[Dataset entries]
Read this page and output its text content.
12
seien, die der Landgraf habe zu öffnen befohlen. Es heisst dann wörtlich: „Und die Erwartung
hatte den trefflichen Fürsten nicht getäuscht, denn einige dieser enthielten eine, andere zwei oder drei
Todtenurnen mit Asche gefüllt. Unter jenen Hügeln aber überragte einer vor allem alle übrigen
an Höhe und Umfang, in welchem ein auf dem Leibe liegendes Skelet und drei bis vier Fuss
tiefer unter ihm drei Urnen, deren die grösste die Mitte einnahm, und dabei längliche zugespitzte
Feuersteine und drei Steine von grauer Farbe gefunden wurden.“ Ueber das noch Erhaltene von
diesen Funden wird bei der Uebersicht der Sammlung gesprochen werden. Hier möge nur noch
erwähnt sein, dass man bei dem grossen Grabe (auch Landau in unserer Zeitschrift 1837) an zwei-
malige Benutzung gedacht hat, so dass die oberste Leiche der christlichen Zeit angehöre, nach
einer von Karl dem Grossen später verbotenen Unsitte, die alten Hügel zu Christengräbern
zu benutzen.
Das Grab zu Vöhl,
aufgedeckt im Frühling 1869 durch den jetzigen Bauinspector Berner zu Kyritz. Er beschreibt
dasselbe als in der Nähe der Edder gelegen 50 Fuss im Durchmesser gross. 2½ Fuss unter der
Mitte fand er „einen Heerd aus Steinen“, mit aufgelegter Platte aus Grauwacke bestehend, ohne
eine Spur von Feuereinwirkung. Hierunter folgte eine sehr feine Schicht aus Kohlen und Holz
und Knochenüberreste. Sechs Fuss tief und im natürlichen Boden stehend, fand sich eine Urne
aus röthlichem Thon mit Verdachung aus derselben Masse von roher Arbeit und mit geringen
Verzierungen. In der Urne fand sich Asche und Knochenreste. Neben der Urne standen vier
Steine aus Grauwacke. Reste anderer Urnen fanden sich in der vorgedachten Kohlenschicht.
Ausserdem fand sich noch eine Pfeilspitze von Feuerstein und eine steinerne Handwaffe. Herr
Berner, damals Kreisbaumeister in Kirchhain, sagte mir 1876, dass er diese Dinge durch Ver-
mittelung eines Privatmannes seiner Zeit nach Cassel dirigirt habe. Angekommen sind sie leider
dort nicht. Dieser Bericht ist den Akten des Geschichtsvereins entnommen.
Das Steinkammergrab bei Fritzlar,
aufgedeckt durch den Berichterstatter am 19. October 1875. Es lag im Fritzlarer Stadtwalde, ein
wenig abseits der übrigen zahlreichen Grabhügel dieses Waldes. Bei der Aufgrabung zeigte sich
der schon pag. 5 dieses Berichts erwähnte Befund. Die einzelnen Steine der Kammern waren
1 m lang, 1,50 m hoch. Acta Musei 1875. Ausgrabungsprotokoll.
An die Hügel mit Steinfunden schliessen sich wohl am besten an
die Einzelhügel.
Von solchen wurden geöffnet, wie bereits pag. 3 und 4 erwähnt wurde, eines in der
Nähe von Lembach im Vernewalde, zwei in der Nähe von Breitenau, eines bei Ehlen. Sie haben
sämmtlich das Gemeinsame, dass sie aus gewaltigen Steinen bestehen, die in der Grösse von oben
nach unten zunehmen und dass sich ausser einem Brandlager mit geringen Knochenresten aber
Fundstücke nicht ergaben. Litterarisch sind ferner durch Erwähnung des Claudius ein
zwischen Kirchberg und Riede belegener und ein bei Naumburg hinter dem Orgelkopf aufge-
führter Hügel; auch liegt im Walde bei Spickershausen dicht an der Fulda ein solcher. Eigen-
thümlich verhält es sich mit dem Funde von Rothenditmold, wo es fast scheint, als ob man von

## Task requirements
Copy every line in the listing above where the string "drei" turns up.

## Complete response
hatte den trefflichen Fürsten nicht getäuscht, denn einige dieser enthielten eine, andere zwei oder drei
an Höhe und Umfang, in welchem ein auf dem Leibe liegendes Skelet und drei bis vier Fuss
tiefer unter ihm drei Urnen, deren die grösste die Mitte einnahm, und dabei längliche zugespitzte
Feuersteine und drei Steine von grauer Farbe gefunden wurden.“ Ueber das noch Erhaltene von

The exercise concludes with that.